- WHAT YOU NEED TO DO
Reproduce the data below, swapping "x-tick-label" for "x-axis-tick" wherever it occurs and leaving everything else unchanged.

- AVAILABLE DATA
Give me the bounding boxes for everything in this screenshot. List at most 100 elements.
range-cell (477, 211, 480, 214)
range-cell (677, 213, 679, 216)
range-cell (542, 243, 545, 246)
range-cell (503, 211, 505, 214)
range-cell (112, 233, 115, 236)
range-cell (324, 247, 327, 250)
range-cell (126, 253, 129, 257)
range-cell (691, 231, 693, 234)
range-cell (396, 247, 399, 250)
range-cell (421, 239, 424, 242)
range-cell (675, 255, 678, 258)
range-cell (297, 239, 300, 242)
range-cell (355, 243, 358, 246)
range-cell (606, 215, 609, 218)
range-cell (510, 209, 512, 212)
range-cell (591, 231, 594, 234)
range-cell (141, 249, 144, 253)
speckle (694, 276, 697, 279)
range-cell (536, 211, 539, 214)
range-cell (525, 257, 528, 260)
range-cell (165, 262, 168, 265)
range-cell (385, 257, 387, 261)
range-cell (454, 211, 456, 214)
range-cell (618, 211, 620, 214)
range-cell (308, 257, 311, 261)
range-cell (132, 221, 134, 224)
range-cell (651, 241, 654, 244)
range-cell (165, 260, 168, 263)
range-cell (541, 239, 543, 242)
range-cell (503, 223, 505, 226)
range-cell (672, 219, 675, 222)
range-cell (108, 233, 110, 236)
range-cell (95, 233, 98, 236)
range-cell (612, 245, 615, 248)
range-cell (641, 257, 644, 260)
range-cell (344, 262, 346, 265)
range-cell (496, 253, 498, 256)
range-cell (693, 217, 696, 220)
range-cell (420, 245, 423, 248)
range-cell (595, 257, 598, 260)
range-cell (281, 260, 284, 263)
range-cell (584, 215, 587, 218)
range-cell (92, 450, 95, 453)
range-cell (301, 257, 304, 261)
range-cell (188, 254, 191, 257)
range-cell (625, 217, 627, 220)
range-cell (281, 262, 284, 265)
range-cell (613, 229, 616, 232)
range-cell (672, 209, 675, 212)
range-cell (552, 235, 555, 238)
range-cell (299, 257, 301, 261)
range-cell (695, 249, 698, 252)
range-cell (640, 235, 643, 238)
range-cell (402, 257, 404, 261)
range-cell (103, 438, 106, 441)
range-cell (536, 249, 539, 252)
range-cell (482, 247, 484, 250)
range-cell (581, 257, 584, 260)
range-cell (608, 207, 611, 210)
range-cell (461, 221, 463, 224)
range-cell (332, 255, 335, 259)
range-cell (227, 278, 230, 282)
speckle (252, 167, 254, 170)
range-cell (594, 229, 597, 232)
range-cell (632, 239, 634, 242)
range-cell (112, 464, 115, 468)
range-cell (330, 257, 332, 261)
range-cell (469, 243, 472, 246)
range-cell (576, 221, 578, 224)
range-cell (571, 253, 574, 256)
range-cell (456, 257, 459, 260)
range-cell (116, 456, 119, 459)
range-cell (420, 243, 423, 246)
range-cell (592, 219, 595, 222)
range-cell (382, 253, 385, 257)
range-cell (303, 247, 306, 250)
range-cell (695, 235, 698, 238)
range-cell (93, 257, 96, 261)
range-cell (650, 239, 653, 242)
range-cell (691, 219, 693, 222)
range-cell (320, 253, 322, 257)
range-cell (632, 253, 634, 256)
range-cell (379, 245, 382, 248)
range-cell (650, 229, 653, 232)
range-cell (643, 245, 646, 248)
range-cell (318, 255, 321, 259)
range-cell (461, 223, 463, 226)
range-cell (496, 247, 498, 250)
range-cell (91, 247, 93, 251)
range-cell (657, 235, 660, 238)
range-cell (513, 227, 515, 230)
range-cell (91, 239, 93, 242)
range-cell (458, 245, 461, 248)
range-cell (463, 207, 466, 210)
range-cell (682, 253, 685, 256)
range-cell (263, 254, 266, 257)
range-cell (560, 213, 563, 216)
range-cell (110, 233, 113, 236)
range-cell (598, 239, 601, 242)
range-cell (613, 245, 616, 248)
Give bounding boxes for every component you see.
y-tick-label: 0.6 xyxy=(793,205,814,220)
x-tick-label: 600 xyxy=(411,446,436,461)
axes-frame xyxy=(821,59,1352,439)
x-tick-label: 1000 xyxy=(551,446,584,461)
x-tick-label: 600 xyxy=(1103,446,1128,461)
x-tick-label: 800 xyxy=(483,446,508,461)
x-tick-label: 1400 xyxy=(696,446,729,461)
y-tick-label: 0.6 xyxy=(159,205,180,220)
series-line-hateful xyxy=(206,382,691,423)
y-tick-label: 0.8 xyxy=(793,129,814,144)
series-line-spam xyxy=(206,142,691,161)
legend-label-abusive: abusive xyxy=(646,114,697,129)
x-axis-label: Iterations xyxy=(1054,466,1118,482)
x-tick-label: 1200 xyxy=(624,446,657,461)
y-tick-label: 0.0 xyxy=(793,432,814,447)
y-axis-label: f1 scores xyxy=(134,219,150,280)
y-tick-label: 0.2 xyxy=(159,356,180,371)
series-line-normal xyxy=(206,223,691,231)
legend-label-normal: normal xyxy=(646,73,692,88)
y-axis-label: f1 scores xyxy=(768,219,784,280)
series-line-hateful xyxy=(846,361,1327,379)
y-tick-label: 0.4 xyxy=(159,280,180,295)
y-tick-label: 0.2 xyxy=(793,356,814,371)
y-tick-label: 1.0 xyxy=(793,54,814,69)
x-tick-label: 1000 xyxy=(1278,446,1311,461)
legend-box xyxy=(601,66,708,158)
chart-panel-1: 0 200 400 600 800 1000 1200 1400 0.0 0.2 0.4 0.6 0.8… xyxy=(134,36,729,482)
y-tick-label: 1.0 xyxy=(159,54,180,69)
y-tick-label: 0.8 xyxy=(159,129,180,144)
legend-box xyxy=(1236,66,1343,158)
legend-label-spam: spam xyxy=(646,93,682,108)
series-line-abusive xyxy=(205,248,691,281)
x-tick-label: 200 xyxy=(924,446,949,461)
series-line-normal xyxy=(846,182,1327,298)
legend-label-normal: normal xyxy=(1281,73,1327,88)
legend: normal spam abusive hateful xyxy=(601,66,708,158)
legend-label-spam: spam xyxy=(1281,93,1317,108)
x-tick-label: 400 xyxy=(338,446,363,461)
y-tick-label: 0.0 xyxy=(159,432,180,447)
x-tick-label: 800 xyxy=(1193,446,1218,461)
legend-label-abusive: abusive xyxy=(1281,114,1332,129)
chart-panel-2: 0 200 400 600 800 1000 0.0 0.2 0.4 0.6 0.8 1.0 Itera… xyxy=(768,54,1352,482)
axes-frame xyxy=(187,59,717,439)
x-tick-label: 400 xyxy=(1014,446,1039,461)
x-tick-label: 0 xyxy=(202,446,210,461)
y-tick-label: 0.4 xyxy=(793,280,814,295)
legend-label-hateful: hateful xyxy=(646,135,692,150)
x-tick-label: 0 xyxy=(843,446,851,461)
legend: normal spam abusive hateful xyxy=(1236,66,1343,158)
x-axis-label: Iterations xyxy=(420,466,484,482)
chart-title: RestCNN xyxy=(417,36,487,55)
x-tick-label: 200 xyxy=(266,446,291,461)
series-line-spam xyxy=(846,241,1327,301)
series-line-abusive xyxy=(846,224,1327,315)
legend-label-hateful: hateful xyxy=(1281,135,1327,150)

- ANSWER TO THIS TASK
Give me the bounding boxes for everything in this screenshot. List at most 100 elements.
range-cell (477, 211, 480, 214)
range-cell (677, 213, 679, 216)
range-cell (542, 243, 545, 246)
range-cell (503, 211, 505, 214)
range-cell (112, 233, 115, 236)
range-cell (324, 247, 327, 250)
range-cell (126, 253, 129, 257)
range-cell (691, 231, 693, 234)
range-cell (396, 247, 399, 250)
range-cell (421, 239, 424, 242)
range-cell (675, 255, 678, 258)
range-cell (297, 239, 300, 242)
range-cell (355, 243, 358, 246)
range-cell (606, 215, 609, 218)
range-cell (510, 209, 512, 212)
range-cell (591, 231, 594, 234)
range-cell (141, 249, 144, 253)
speckle (694, 276, 697, 279)
range-cell (536, 211, 539, 214)
range-cell (525, 257, 528, 260)
range-cell (165, 262, 168, 265)
range-cell (385, 257, 387, 261)
range-cell (454, 211, 456, 214)
range-cell (618, 211, 620, 214)
range-cell (308, 257, 311, 261)
range-cell (132, 221, 134, 224)
range-cell (651, 241, 654, 244)
range-cell (165, 260, 168, 263)
range-cell (541, 239, 543, 242)
range-cell (503, 223, 505, 226)
range-cell (672, 219, 675, 222)
range-cell (108, 233, 110, 236)
range-cell (95, 233, 98, 236)
range-cell (612, 245, 615, 248)
range-cell (641, 257, 644, 260)
range-cell (344, 262, 346, 265)
range-cell (496, 253, 498, 256)
range-cell (693, 217, 696, 220)
range-cell (420, 245, 423, 248)
range-cell (595, 257, 598, 260)
range-cell (281, 260, 284, 263)
range-cell (584, 215, 587, 218)
range-cell (92, 450, 95, 453)
range-cell (301, 257, 304, 261)
range-cell (188, 254, 191, 257)
range-cell (625, 217, 627, 220)
range-cell (281, 262, 284, 265)
range-cell (613, 229, 616, 232)
range-cell (672, 209, 675, 212)
range-cell (552, 235, 555, 238)
range-cell (299, 257, 301, 261)
range-cell (695, 249, 698, 252)
range-cell (640, 235, 643, 238)
range-cell (402, 257, 404, 261)
range-cell (103, 438, 106, 441)
range-cell (536, 249, 539, 252)
range-cell (482, 247, 484, 250)
range-cell (581, 257, 584, 260)
range-cell (608, 207, 611, 210)
range-cell (461, 221, 463, 224)
range-cell (332, 255, 335, 259)
range-cell (227, 278, 230, 282)
speckle (252, 167, 254, 170)
range-cell (594, 229, 597, 232)
range-cell (632, 239, 634, 242)
range-cell (112, 464, 115, 468)
range-cell (330, 257, 332, 261)
range-cell (469, 243, 472, 246)
range-cell (576, 221, 578, 224)
range-cell (571, 253, 574, 256)
range-cell (456, 257, 459, 260)
range-cell (116, 456, 119, 459)
range-cell (420, 243, 423, 246)
range-cell (592, 219, 595, 222)
range-cell (382, 253, 385, 257)
range-cell (303, 247, 306, 250)
range-cell (695, 235, 698, 238)
range-cell (93, 257, 96, 261)
range-cell (650, 239, 653, 242)
range-cell (691, 219, 693, 222)
range-cell (320, 253, 322, 257)
range-cell (632, 253, 634, 256)
range-cell (379, 245, 382, 248)
range-cell (650, 229, 653, 232)
range-cell (643, 245, 646, 248)
range-cell (318, 255, 321, 259)
range-cell (461, 223, 463, 226)
range-cell (496, 247, 498, 250)
range-cell (91, 247, 93, 251)
range-cell (657, 235, 660, 238)
range-cell (513, 227, 515, 230)
range-cell (91, 239, 93, 242)
range-cell (458, 245, 461, 248)
range-cell (463, 207, 466, 210)
range-cell (682, 253, 685, 256)
range-cell (263, 254, 266, 257)
range-cell (560, 213, 563, 216)
range-cell (110, 233, 113, 236)
range-cell (598, 239, 601, 242)
range-cell (613, 245, 616, 248)
Give bounding boxes for every component you see.
y-tick-label: 0.6 xyxy=(793,205,814,220)
x-axis-tick: 600 xyxy=(411,446,436,461)
axes-frame xyxy=(821,59,1352,439)
x-axis-tick: 1000 xyxy=(551,446,584,461)
x-axis-tick: 600 xyxy=(1103,446,1128,461)
x-axis-tick: 800 xyxy=(483,446,508,461)
x-axis-tick: 1400 xyxy=(696,446,729,461)
y-tick-label: 0.6 xyxy=(159,205,180,220)
series-line-hateful xyxy=(206,382,691,423)
y-tick-label: 0.8 xyxy=(793,129,814,144)
series-line-spam xyxy=(206,142,691,161)
legend-label-abusive: abusive xyxy=(646,114,697,129)
x-axis-label: Iterations xyxy=(1054,466,1118,482)
x-axis-tick: 1200 xyxy=(624,446,657,461)
y-tick-label: 0.0 xyxy=(793,432,814,447)
y-axis-label: f1 scores xyxy=(134,219,150,280)
y-tick-label: 0.2 xyxy=(159,356,180,371)
series-line-normal xyxy=(206,223,691,231)
legend-label-normal: normal xyxy=(646,73,692,88)
y-axis-label: f1 scores xyxy=(768,219,784,280)
series-line-hateful xyxy=(846,361,1327,379)
y-tick-label: 0.4 xyxy=(159,280,180,295)
y-tick-label: 0.2 xyxy=(793,356,814,371)
y-tick-label: 1.0 xyxy=(793,54,814,69)
x-axis-tick: 1000 xyxy=(1278,446,1311,461)
legend-box xyxy=(601,66,708,158)
chart-panel-1: 0 200 400 600 800 1000 1200 1400 0.0 0.2 0.4 0.6 0.8… xyxy=(134,36,729,482)
y-tick-label: 1.0 xyxy=(159,54,180,69)
y-tick-label: 0.8 xyxy=(159,129,180,144)
legend-box xyxy=(1236,66,1343,158)
legend-label-spam: spam xyxy=(646,93,682,108)
series-line-abusive xyxy=(205,248,691,281)
x-axis-tick: 200 xyxy=(924,446,949,461)
series-line-normal xyxy=(846,182,1327,298)
legend-label-normal: normal xyxy=(1281,73,1327,88)
legend: normal spam abusive hateful xyxy=(601,66,708,158)
legend-label-spam: spam xyxy=(1281,93,1317,108)
x-axis-tick: 400 xyxy=(338,446,363,461)
y-tick-label: 0.0 xyxy=(159,432,180,447)
x-axis-tick: 800 xyxy=(1193,446,1218,461)
legend-label-abusive: abusive xyxy=(1281,114,1332,129)
chart-panel-2: 0 200 400 600 800 1000 0.0 0.2 0.4 0.6 0.8 1.0 Itera… xyxy=(768,54,1352,482)
axes-frame xyxy=(187,59,717,439)
x-axis-tick: 400 xyxy=(1014,446,1039,461)
x-axis-tick: 0 xyxy=(202,446,210,461)
y-tick-label: 0.4 xyxy=(793,280,814,295)
legend-label-hateful: hateful xyxy=(646,135,692,150)
x-axis-tick: 0 xyxy=(843,446,851,461)
legend: normal spam abusive hateful xyxy=(1236,66,1343,158)
x-axis-label: Iterations xyxy=(420,466,484,482)
chart-title: RestCNN xyxy=(417,36,487,55)
x-axis-tick: 200 xyxy=(266,446,291,461)
series-line-spam xyxy=(846,241,1327,301)
series-line-abusive xyxy=(846,224,1327,315)
legend-label-hateful: hateful xyxy=(1281,135,1327,150)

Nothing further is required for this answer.